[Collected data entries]
★ ★ ★ ★ ★ ★ ★
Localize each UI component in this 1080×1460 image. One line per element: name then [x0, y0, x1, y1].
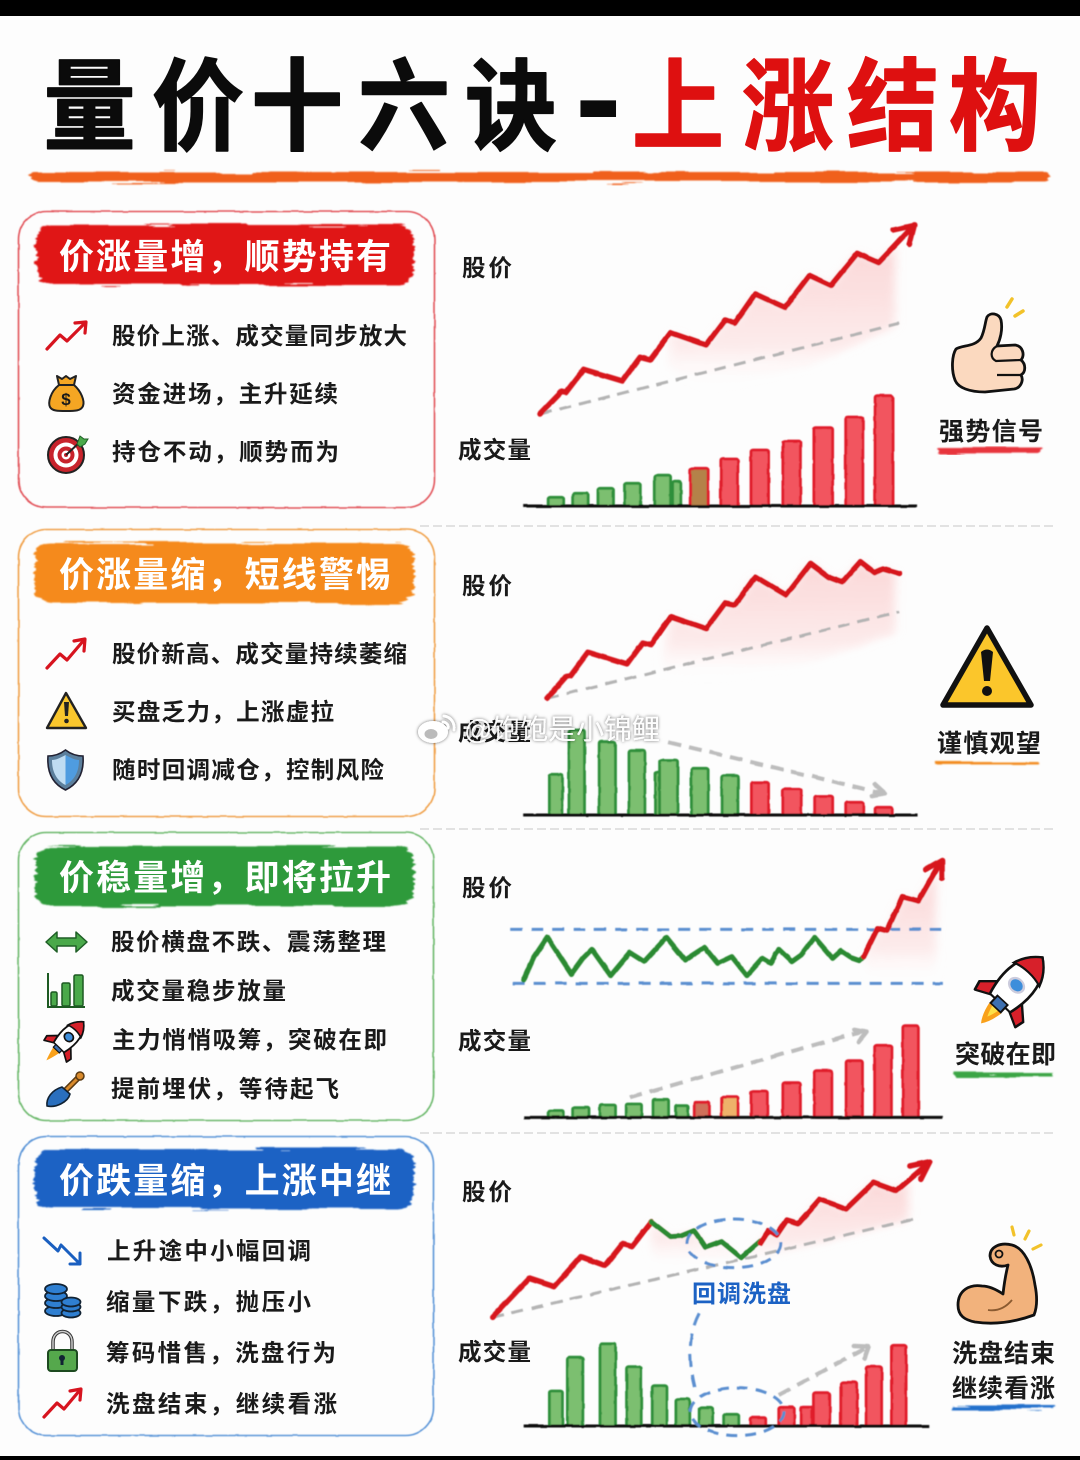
price line and bars: [510, 860, 943, 1117]
panel: 价稳量增: [18, 832, 434, 1120]
watermark: [418, 714, 660, 745]
bullet text: 股价横盘不跌、震荡整理: [111, 929, 386, 955]
price line and bars: [524, 562, 918, 815]
bullet text: 成交量稳步放量: [111, 977, 286, 1004]
bullet text: 买盘乏力，上涨虚拉: [112, 698, 334, 725]
verdict label: 谨慎观望: [937, 730, 1041, 758]
chart: 价跌量缩 price and volume: [458, 1162, 930, 1436]
panel heading brush: [36, 225, 414, 285]
verdict underline: [954, 1072, 1054, 1077]
icon: target: [48, 436, 88, 473]
icon: weibo logo: [418, 716, 454, 743]
icon: flexed arm: [958, 1227, 1041, 1323]
panel: 价涨量增: [18, 212, 434, 508]
chart: 价稳量增 price and volume: [458, 860, 943, 1117]
panel heading: 价涨量缩，短线警惕: [59, 556, 391, 595]
icon: down arrow: [44, 1238, 80, 1264]
bullet text: 主力悄悄吸筹，突破在即: [112, 1027, 387, 1053]
icon: money bag: $: [61, 390, 71, 409]
chart: 价涨量缩 price and volume: [458, 562, 918, 815]
volume label: 成交量: [458, 1338, 531, 1365]
price label: 股价: [462, 255, 512, 281]
price label: 股价: [462, 1179, 512, 1205]
price line and bars: [524, 225, 918, 506]
verdict underline: [937, 448, 1041, 453]
bullet text: 提前埋伏，等待起飞: [111, 1076, 339, 1102]
panel heading brush: [35, 1149, 414, 1209]
icon: shovel: [47, 1072, 84, 1106]
bullet text: 筹码惜售，洗盘行为: [106, 1340, 336, 1366]
watermark text: @饱饱是小锦鲤: [464, 714, 660, 745]
verdict underline: [951, 1405, 1054, 1410]
icon: thumbs up: [952, 299, 1025, 392]
icon: horizontal double arrow: [46, 932, 87, 952]
icon: shield: [48, 750, 83, 790]
volume label: 成交量: [458, 436, 531, 463]
panel heading: 价涨量增，顺势持有: [59, 238, 391, 277]
volume label: 成交量: [458, 718, 531, 745]
icon: warning: [47, 693, 86, 728]
pullback label: 回调洗盘: [692, 1281, 791, 1308]
price label: 股价: [462, 875, 512, 901]
icon: up arrow: [47, 639, 85, 668]
title: 量价十六诀: [44, 52, 557, 164]
icon: rocket: [959, 937, 1064, 1044]
title: -: [575, 18, 622, 175]
verdict underline: [935, 761, 1040, 766]
title underline brush: [31, 172, 1049, 182]
bullet text: 上升途中小幅回调: [107, 1237, 311, 1264]
icon: bar chart: [48, 973, 85, 1007]
panel heading: 价跌量缩，上涨中继: [59, 1162, 391, 1201]
volume label: 成交量: [458, 1027, 531, 1054]
bullet text: 缩量下跌，抛压小: [106, 1289, 312, 1315]
chart: 价涨量增 price and volume: [458, 225, 918, 506]
bullet text: 持仓不动，顺势而为: [112, 439, 339, 465]
title: 上涨结构: [632, 52, 1041, 164]
icon: rocket: [34, 1010, 96, 1072]
panel: 价涨量缩: [18, 530, 434, 816]
title: [44, 18, 1041, 175]
price line and bars: [492, 1162, 930, 1436]
icon: coin stacks: [45, 1284, 80, 1318]
panel heading brush: [35, 846, 414, 906]
verdict label: 突破在即: [955, 1041, 1056, 1069]
bullet text: 股价上涨、成交量同步放大: [112, 322, 407, 349]
bullet text: 资金进场，主升延续: [112, 380, 338, 407]
icon: up arrow: [47, 322, 86, 349]
icon: money bag: [49, 376, 84, 411]
panel: 价跌量缩: [18, 1136, 434, 1436]
icon: padlock: [48, 1332, 77, 1371]
verdict label: 洗盘结束: [952, 1340, 1055, 1368]
bullet text: 股价新高、成交量持续萎缩: [112, 640, 407, 667]
verdict label: 强势信号: [939, 418, 1043, 446]
bullet text: 随时回调减仓，控制风险: [112, 757, 384, 783]
bullet text: 洗盘结束，继续看涨: [106, 1391, 337, 1417]
panel heading: 价稳量增，即将拉升: [59, 859, 391, 898]
icon: up arrow: [44, 1389, 81, 1417]
verdict label: 继续看涨: [952, 1375, 1055, 1403]
panel heading brush: [35, 543, 414, 603]
price label: 股价: [462, 573, 512, 599]
icon: warning triangle: [943, 628, 1031, 705]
★ ★ ★ ★ ★ ★ ★
#### Exercise aim
Copy every line of the items above word for word, leaving out the pictures.

#### Result for this task
Localize each UI component in this 1080×1460 image. One line per element: name then [x0, y0, x1, y1].
price line and bars: [510, 860, 943, 1117]
panel: 价稳量增: [18, 832, 434, 1120]
watermark: [418, 714, 660, 745]
bullet text: 股价横盘不跌、震荡整理: [111, 929, 386, 955]
price line and bars: [524, 562, 918, 815]
bullet text: 成交量稳步放量: [111, 977, 286, 1004]
bullet text: 买盘乏力，上涨虚拉: [112, 698, 334, 725]
verdict label: 谨慎观望: [937, 730, 1041, 758]
chart: 价跌量缩 price and volume: [458, 1162, 930, 1436]
panel heading brush: [36, 225, 414, 285]
verdict underline: [954, 1072, 1054, 1077]
icon: target: [48, 436, 88, 473]
icon: weibo logo: [418, 716, 454, 743]
icon: flexed arm: [958, 1227, 1041, 1323]
panel: 价涨量增: [18, 212, 434, 508]
chart: 价稳量增 price and volume: [458, 860, 943, 1117]
panel heading: 价涨量缩，短线警惕: [59, 556, 391, 595]
icon: down arrow: [44, 1238, 80, 1264]
bullet text: 主力悄悄吸筹，突破在即: [112, 1027, 387, 1053]
icon: money bag: $: [61, 390, 71, 409]
chart: 价涨量缩 price and volume: [458, 562, 918, 815]
volume label: 成交量: [458, 1338, 531, 1365]
price label: 股价: [462, 255, 512, 281]
price label: 股价: [462, 1179, 512, 1205]
price line and bars: [524, 225, 918, 506]
verdict underline: [937, 448, 1041, 453]
bullet text: 提前埋伏，等待起飞: [111, 1076, 339, 1102]
panel heading brush: [35, 1149, 414, 1209]
icon: shovel: [47, 1072, 84, 1106]
bullet text: 筹码惜售，洗盘行为: [106, 1340, 336, 1366]
watermark text: @饱饱是小锦鲤: [464, 714, 660, 745]
verdict underline: [951, 1405, 1054, 1410]
icon: thumbs up: [952, 299, 1025, 392]
icon: horizontal double arrow: [46, 932, 87, 952]
icon: shield: [48, 750, 83, 790]
volume label: 成交量: [458, 436, 531, 463]
panel heading: 价涨量增，顺势持有: [59, 238, 391, 277]
volume label: 成交量: [458, 718, 531, 745]
icon: warning: [47, 693, 86, 728]
pullback label: 回调洗盘: [692, 1281, 791, 1308]
price label: 股价: [462, 875, 512, 901]
icon: up arrow: [47, 639, 85, 668]
title: 量价十六诀: [44, 52, 557, 164]
icon: rocket: [959, 937, 1064, 1044]
title: -: [575, 18, 622, 175]
verdict underline: [935, 761, 1040, 766]
title underline brush: [31, 172, 1049, 182]
bullet text: 上升途中小幅回调: [107, 1237, 311, 1264]
icon: bar chart: [48, 973, 85, 1007]
panel heading: 价跌量缩，上涨中继: [59, 1162, 391, 1201]
volume label: 成交量: [458, 1027, 531, 1054]
bullet text: 缩量下跌，抛压小: [106, 1289, 312, 1315]
chart: 价涨量增 price and volume: [458, 225, 918, 506]
bullet text: 持仓不动，顺势而为: [112, 439, 339, 465]
title: 上涨结构: [632, 52, 1041, 164]
icon: rocket: [34, 1010, 96, 1072]
panel: 价涨量缩: [18, 530, 434, 816]
title: [44, 18, 1041, 175]
price line and bars: [492, 1162, 930, 1436]
icon: coin stacks: [45, 1284, 80, 1318]
panel heading brush: [35, 846, 414, 906]
verdict label: 突破在即: [955, 1041, 1056, 1069]
bullet text: 股价上涨、成交量同步放大: [112, 322, 407, 349]
bullet text: 资金进场，主升延续: [112, 380, 338, 407]
icon: up arrow: [47, 322, 86, 349]
icon: money bag: [49, 376, 84, 411]
panel: 价跌量缩: [18, 1136, 434, 1436]
icon: padlock: [48, 1332, 77, 1371]
verdict label: 洗盘结束: [952, 1340, 1055, 1368]
bullet text: 股价新高、成交量持续萎缩: [112, 640, 407, 667]
verdict label: 强势信号: [939, 418, 1043, 446]
bullet text: 随时回调减仓，控制风险: [112, 757, 384, 783]
bullet text: 洗盘结束，继续看涨: [106, 1391, 337, 1417]
panel heading: 价稳量增，即将拉升: [59, 859, 391, 898]
icon: up arrow: [44, 1389, 81, 1417]
verdict label: 继续看涨: [952, 1375, 1055, 1403]
panel heading brush: [35, 543, 414, 603]
price label: 股价: [462, 573, 512, 599]
icon: warning triangle: [943, 628, 1031, 705]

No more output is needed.